-- start Rows --
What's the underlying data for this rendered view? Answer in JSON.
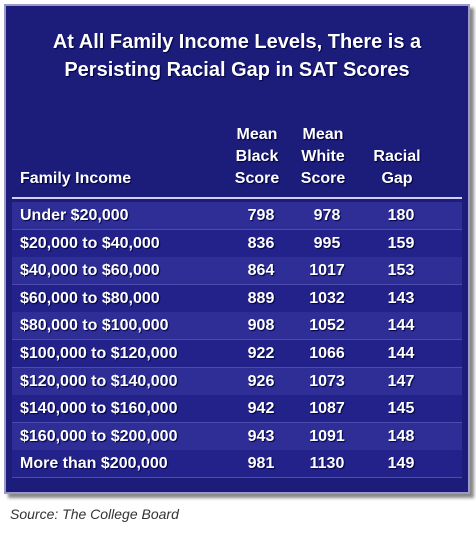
{
  "title": "At All Family Income Levels, There is a Persisting Racial Gap in SAT Scores",
  "header": [
    "Family Income",
    "Mean Black Score",
    "Mean White Score",
    "Racial Gap"
  ],
  "rows": [
    [
      "Under $20,000",
      798,
      978,
      180
    ],
    [
      "$20,000 to $40,000",
      836,
      995,
      159
    ],
    [
      "$40,000 to $60,000",
      864,
      1017,
      153
    ],
    [
      "$60,000 to $80,000",
      889,
      1032,
      143
    ],
    [
      "$80,000 to $100,000",
      908,
      1052,
      144
    ],
    [
      "$100,000 to $120,000",
      922,
      1066,
      144
    ],
    [
      "$120,000 to $140,000",
      926,
      1073,
      147
    ],
    [
      "$140,000 to $160,000",
      942,
      1087,
      145
    ],
    [
      "$160,000 to $200,000",
      943,
      1091,
      148
    ],
    [
      "More than $200,000",
      981,
      1130,
      149
    ]
  ],
  "source": "Source: The College Board"
}
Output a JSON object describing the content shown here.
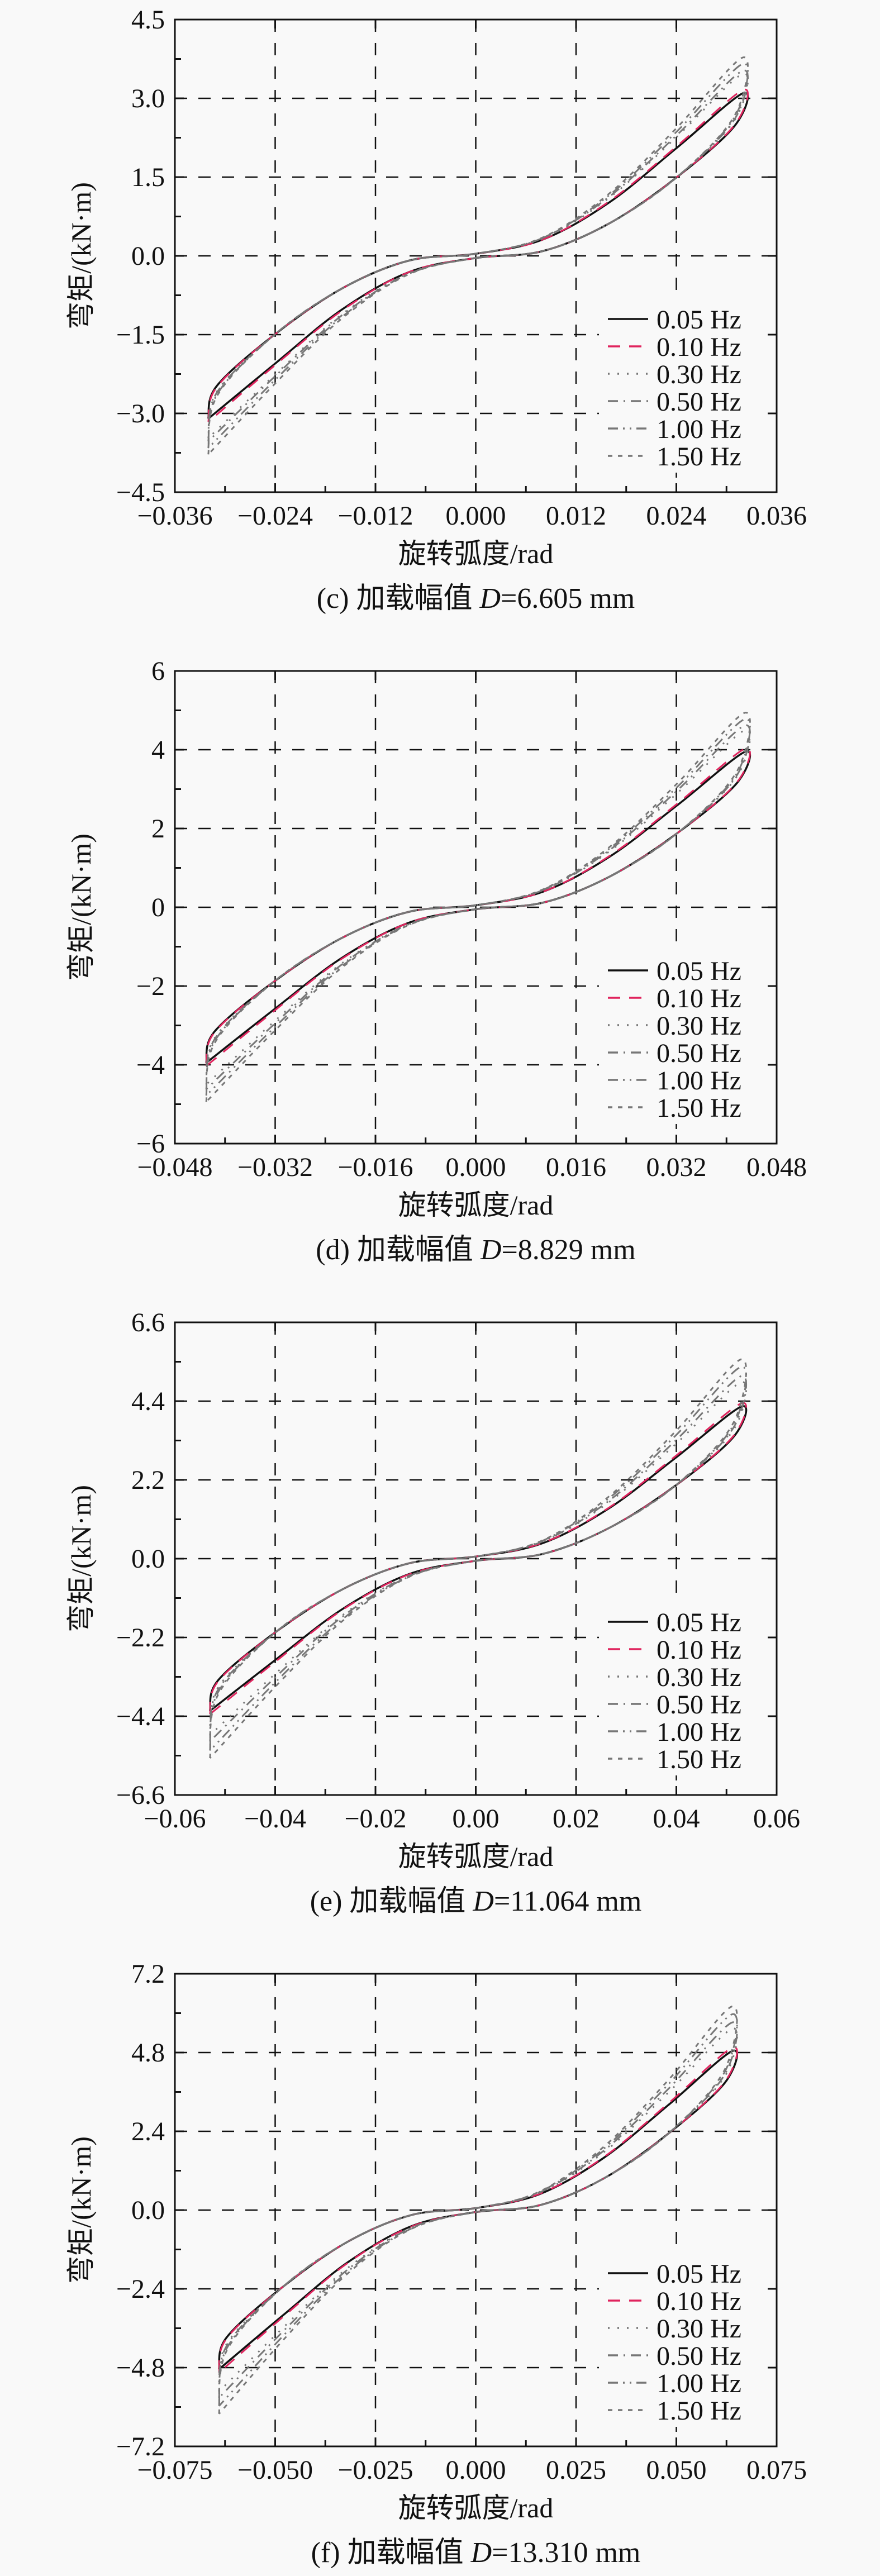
{
  "chart_data": [
    {
      "type": "line",
      "panel": "c",
      "caption": {
        "prefix": "(c) 加载幅值 ",
        "var": "D",
        "suffix": "=6.605 mm"
      },
      "xlabel": "旋转弧度/rad",
      "ylabel": "弯矩/(kN·m)",
      "xlim": [
        -0.036,
        0.036
      ],
      "ylim": [
        -4.5,
        4.5
      ],
      "xticks": [
        -0.036,
        -0.024,
        -0.012,
        0,
        0.012,
        0.024,
        0.036
      ],
      "xtick_labels": [
        "−0.036",
        "−0.024",
        "−0.012",
        "0.000",
        "0.012",
        "0.024",
        "0.036"
      ],
      "yticks": [
        -4.5,
        -3.0,
        -1.5,
        0,
        1.5,
        3.0,
        4.5
      ],
      "ytick_labels": [
        "−4.5",
        "−3.0",
        "−1.5",
        "0.0",
        "1.5",
        "3.0",
        "4.5"
      ],
      "grid": true,
      "legend_position": "bottom-right",
      "x": [
        -0.032,
        -0.031,
        -0.024,
        -0.016,
        -0.008,
        0,
        0.008,
        0.016,
        0.024,
        0.032,
        0.031,
        0.024,
        0.016,
        0.008,
        0,
        -0.008,
        -0.016,
        -0.024,
        -0.032
      ],
      "series": [
        {
          "name": "0.05 Hz",
          "values": [
            -3.1,
            -2.48,
            -1.49,
            -0.62,
            -0.09,
            0.04,
            0.31,
            1.02,
            2.05,
            3.1,
            2.48,
            1.49,
            0.62,
            0.09,
            -0.04,
            -0.31,
            -1.02,
            -2.05,
            -3.1
          ]
        },
        {
          "name": "0.10 Hz",
          "values": [
            -3.16,
            -2.5,
            -1.49,
            -0.62,
            -0.09,
            0.04,
            0.31,
            1.04,
            2.08,
            3.16,
            2.5,
            1.49,
            0.62,
            0.09,
            -0.04,
            -0.31,
            -1.04,
            -2.08,
            -3.16
          ]
        },
        {
          "name": "0.30 Hz",
          "values": [
            -3.47,
            -2.59,
            -1.49,
            -0.62,
            -0.09,
            0.04,
            0.33,
            1.11,
            2.26,
            3.47,
            2.59,
            1.49,
            0.62,
            0.09,
            -0.04,
            -0.33,
            -1.11,
            -2.26,
            -3.47
          ]
        },
        {
          "name": "0.50 Hz",
          "values": [
            -3.53,
            -2.61,
            -1.49,
            -0.62,
            -0.09,
            0.04,
            0.34,
            1.13,
            2.29,
            3.53,
            2.61,
            1.49,
            0.62,
            0.09,
            -0.04,
            -0.34,
            -1.13,
            -2.29,
            -3.53
          ]
        },
        {
          "name": "1.00 Hz",
          "values": [
            -3.66,
            -2.65,
            -1.49,
            -0.62,
            -0.09,
            0.04,
            0.34,
            1.16,
            2.36,
            3.66,
            2.65,
            1.49,
            0.62,
            0.09,
            -0.04,
            -0.34,
            -1.16,
            -2.36,
            -3.66
          ]
        },
        {
          "name": "1.50 Hz",
          "values": [
            -3.78,
            -2.68,
            -1.49,
            -0.62,
            -0.09,
            0.04,
            0.35,
            1.19,
            2.43,
            3.78,
            2.68,
            1.49,
            0.62,
            0.09,
            -0.04,
            -0.35,
            -1.19,
            -2.43,
            -3.78
          ]
        }
      ]
    },
    {
      "type": "line",
      "panel": "d",
      "caption": {
        "prefix": "(d) 加载幅值 ",
        "var": "D",
        "suffix": "=8.829 mm"
      },
      "xlabel": "旋转弧度/rad",
      "ylabel": "弯矩/(kN·m)",
      "xlim": [
        -0.048,
        0.048
      ],
      "ylim": [
        -6,
        6
      ],
      "xticks": [
        -0.048,
        -0.032,
        -0.016,
        0,
        0.016,
        0.032,
        0.048
      ],
      "xtick_labels": [
        "−0.048",
        "−0.032",
        "−0.016",
        "0.000",
        "0.016",
        "0.032",
        "0.048"
      ],
      "yticks": [
        -6,
        -4,
        -2,
        0,
        2,
        4,
        6
      ],
      "ytick_labels": [
        "−6",
        "−4",
        "−2",
        "0",
        "2",
        "4",
        "6"
      ],
      "grid": true,
      "legend_position": "bottom-right",
      "x": [
        -0.043,
        -0.0417,
        -0.0323,
        -0.0215,
        -0.0108,
        0,
        0.0108,
        0.0215,
        0.0323,
        0.043,
        0.0417,
        0.0323,
        0.0215,
        0.0108,
        0,
        -0.0108,
        -0.0215,
        -0.0323,
        -0.043
      ],
      "series": [
        {
          "name": "0.05 Hz",
          "values": [
            -3.95,
            -3.16,
            -1.9,
            -0.79,
            -0.12,
            0.05,
            0.4,
            1.3,
            2.61,
            3.95,
            3.16,
            1.9,
            0.79,
            0.12,
            -0.05,
            -0.4,
            -1.3,
            -2.61,
            -3.95
          ]
        },
        {
          "name": "0.10 Hz",
          "values": [
            -4.03,
            -3.18,
            -1.9,
            -0.79,
            -0.12,
            0.05,
            0.4,
            1.32,
            2.65,
            4.03,
            3.18,
            1.9,
            0.79,
            0.12,
            -0.05,
            -0.4,
            -1.32,
            -2.65,
            -4.03
          ]
        },
        {
          "name": "0.30 Hz",
          "values": [
            -4.5,
            -3.33,
            -1.9,
            -0.79,
            -0.12,
            0.05,
            0.44,
            1.44,
            2.92,
            4.5,
            3.33,
            1.9,
            0.79,
            0.12,
            -0.05,
            -0.44,
            -1.44,
            -2.92,
            -4.5
          ]
        },
        {
          "name": "0.50 Hz",
          "values": [
            -4.62,
            -3.36,
            -1.9,
            -0.79,
            -0.12,
            0.05,
            0.44,
            1.47,
            2.99,
            4.62,
            3.36,
            1.9,
            0.79,
            0.12,
            -0.05,
            -0.44,
            -1.47,
            -2.99,
            -4.62
          ]
        },
        {
          "name": "1.00 Hz",
          "values": [
            -4.78,
            -3.41,
            -1.9,
            -0.79,
            -0.12,
            0.05,
            0.45,
            1.51,
            3.08,
            4.78,
            3.41,
            1.9,
            0.79,
            0.12,
            -0.05,
            -0.45,
            -1.51,
            -3.08,
            -4.78
          ]
        },
        {
          "name": "1.50 Hz",
          "values": [
            -4.94,
            -3.46,
            -1.9,
            -0.79,
            -0.12,
            0.05,
            0.46,
            1.55,
            3.17,
            4.94,
            3.46,
            1.9,
            0.79,
            0.12,
            -0.05,
            -0.46,
            -1.55,
            -3.17,
            -4.94
          ]
        }
      ]
    },
    {
      "type": "line",
      "panel": "e",
      "caption": {
        "prefix": "(e) 加载幅值 ",
        "var": "D",
        "suffix": "=11.064 mm"
      },
      "xlabel": "旋转弧度/rad",
      "ylabel": "弯矩/(kN·m)",
      "xlim": [
        -0.06,
        0.06
      ],
      "ylim": [
        -6.6,
        6.6
      ],
      "xticks": [
        -0.06,
        -0.04,
        -0.02,
        0,
        0.02,
        0.04,
        0.06
      ],
      "xtick_labels": [
        "−0.06",
        "−0.04",
        "−0.02",
        "0.00",
        "0.02",
        "0.04",
        "0.06"
      ],
      "yticks": [
        -6.6,
        -4.4,
        -2.2,
        0,
        2.2,
        4.4,
        6.6
      ],
      "ytick_labels": [
        "−6.6",
        "−4.4",
        "−2.2",
        "0.0",
        "2.2",
        "4.4",
        "6.6"
      ],
      "grid": true,
      "legend_position": "bottom-right",
      "x": [
        -0.053,
        -0.0514,
        -0.0398,
        -0.0265,
        -0.0133,
        0,
        0.0133,
        0.0265,
        0.0398,
        0.053,
        0.0514,
        0.0398,
        0.0265,
        0.0133,
        0,
        -0.0133,
        -0.0265,
        -0.0398,
        -0.053
      ],
      "series": [
        {
          "name": "0.05 Hz",
          "values": [
            -4.25,
            -3.4,
            -2.04,
            -0.85,
            -0.13,
            0.06,
            0.43,
            1.4,
            2.81,
            4.25,
            3.4,
            2.04,
            0.85,
            0.13,
            -0.06,
            -0.43,
            -1.4,
            -2.81,
            -4.25
          ]
        },
        {
          "name": "0.10 Hz",
          "values": [
            -4.34,
            -3.43,
            -2.04,
            -0.85,
            -0.13,
            0.06,
            0.44,
            1.42,
            2.86,
            4.34,
            3.43,
            2.04,
            0.85,
            0.13,
            -0.06,
            -0.44,
            -1.42,
            -2.86,
            -4.34
          ]
        },
        {
          "name": "0.30 Hz",
          "values": [
            -4.93,
            -3.6,
            -2.04,
            -0.85,
            -0.13,
            0.06,
            0.47,
            1.57,
            3.19,
            4.93,
            3.6,
            2.04,
            0.85,
            0.13,
            -0.06,
            -0.47,
            -1.57,
            -3.19,
            -4.93
          ]
        },
        {
          "name": "0.50 Hz",
          "values": [
            -5.1,
            -3.66,
            -2.04,
            -0.85,
            -0.13,
            0.06,
            0.48,
            1.61,
            3.29,
            5.1,
            3.66,
            2.04,
            0.85,
            0.13,
            -0.06,
            -0.48,
            -1.61,
            -3.29,
            -5.1
          ]
        },
        {
          "name": "1.00 Hz",
          "values": [
            -5.36,
            -3.73,
            -2.04,
            -0.85,
            -0.13,
            0.06,
            0.5,
            1.68,
            3.43,
            5.36,
            3.73,
            2.04,
            0.85,
            0.13,
            -0.06,
            -0.5,
            -1.68,
            -3.43,
            -5.36
          ]
        },
        {
          "name": "1.50 Hz",
          "values": [
            -5.57,
            -3.8,
            -2.04,
            -0.85,
            -0.13,
            0.06,
            0.51,
            1.73,
            3.55,
            5.57,
            3.8,
            2.04,
            0.85,
            0.13,
            -0.06,
            -0.51,
            -1.73,
            -3.55,
            -5.57
          ]
        }
      ]
    },
    {
      "type": "line",
      "panel": "f",
      "caption": {
        "prefix": "(f) 加载幅值 ",
        "var": "D",
        "suffix": "=13.310 mm"
      },
      "xlabel": "旋转弧度/rad",
      "ylabel": "弯矩/(kN·m)",
      "xlim": [
        -0.075,
        0.075
      ],
      "ylim": [
        -7.2,
        7.2
      ],
      "xticks": [
        -0.075,
        -0.05,
        -0.025,
        0,
        0.025,
        0.05,
        0.075
      ],
      "xtick_labels": [
        "−0.075",
        "−0.050",
        "−0.025",
        "0.000",
        "0.025",
        "0.050",
        "0.075"
      ],
      "yticks": [
        -7.2,
        -4.8,
        -2.4,
        0,
        2.4,
        4.8,
        7.2
      ],
      "ytick_labels": [
        "−7.2",
        "−4.8",
        "−2.4",
        "0.0",
        "2.4",
        "4.8",
        "7.2"
      ],
      "grid": true,
      "legend_position": "bottom-right",
      "x": [
        -0.064,
        -0.0621,
        -0.048,
        -0.032,
        -0.016,
        0,
        0.016,
        0.032,
        0.048,
        0.064,
        0.0621,
        0.048,
        0.032,
        0.016,
        0,
        -0.016,
        -0.032,
        -0.048,
        -0.064
      ],
      "series": [
        {
          "name": "0.05 Hz",
          "values": [
            -4.85,
            -3.88,
            -2.33,
            -0.97,
            -0.15,
            0.06,
            0.49,
            1.6,
            3.2,
            4.85,
            3.88,
            2.33,
            0.97,
            0.15,
            -0.06,
            -0.49,
            -1.6,
            -3.2,
            -4.85
          ]
        },
        {
          "name": "0.10 Hz",
          "values": [
            -4.95,
            -3.91,
            -2.33,
            -0.97,
            -0.15,
            0.06,
            0.5,
            1.62,
            3.25,
            4.95,
            3.91,
            2.33,
            0.97,
            0.15,
            -0.06,
            -0.5,
            -1.62,
            -3.25,
            -4.95
          ]
        },
        {
          "name": "0.30 Hz",
          "values": [
            -5.53,
            -4.08,
            -2.33,
            -0.97,
            -0.15,
            0.06,
            0.53,
            1.77,
            3.58,
            5.53,
            4.08,
            2.33,
            0.97,
            0.15,
            -0.06,
            -0.53,
            -1.77,
            -3.58,
            -5.53
          ]
        },
        {
          "name": "0.50 Hz",
          "values": [
            -5.72,
            -4.14,
            -2.33,
            -0.97,
            -0.15,
            0.06,
            0.54,
            1.82,
            3.69,
            5.72,
            4.14,
            2.33,
            0.97,
            0.15,
            -0.06,
            -0.54,
            -1.82,
            -3.69,
            -5.72
          ]
        },
        {
          "name": "1.00 Hz",
          "values": [
            -5.97,
            -4.22,
            -2.33,
            -0.97,
            -0.15,
            0.06,
            0.56,
            1.88,
            3.83,
            5.97,
            4.22,
            2.33,
            0.97,
            0.15,
            -0.06,
            -0.56,
            -1.88,
            -3.83,
            -5.97
          ]
        },
        {
          "name": "1.50 Hz",
          "values": [
            -6.21,
            -4.29,
            -2.33,
            -0.97,
            -0.15,
            0.06,
            0.57,
            1.94,
            3.96,
            6.21,
            4.29,
            2.33,
            0.97,
            0.15,
            -0.06,
            -0.57,
            -1.94,
            -3.96,
            -6.21
          ]
        }
      ]
    }
  ],
  "series_styles": [
    {
      "color": "#111111",
      "dash": "solid"
    },
    {
      "color": "#e0245e",
      "dash": "long-dash"
    },
    {
      "color": "#777777",
      "dash": "dot"
    },
    {
      "color": "#777777",
      "dash": "dash-dot"
    },
    {
      "color": "#777777",
      "dash": "dash-dot-dot"
    },
    {
      "color": "#777777",
      "dash": "short-dash"
    }
  ]
}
-- end Rows --
§ **Goal**: Identify and copy lines that hold the string "dash".

§ **Solution for this task**:
      "dash": "solid"
      "dash": "long-dash"
      "dash": "dot"
      "dash": "dash-dot"
      "dash": "dash-dot-dot"
      "dash": "short-dash"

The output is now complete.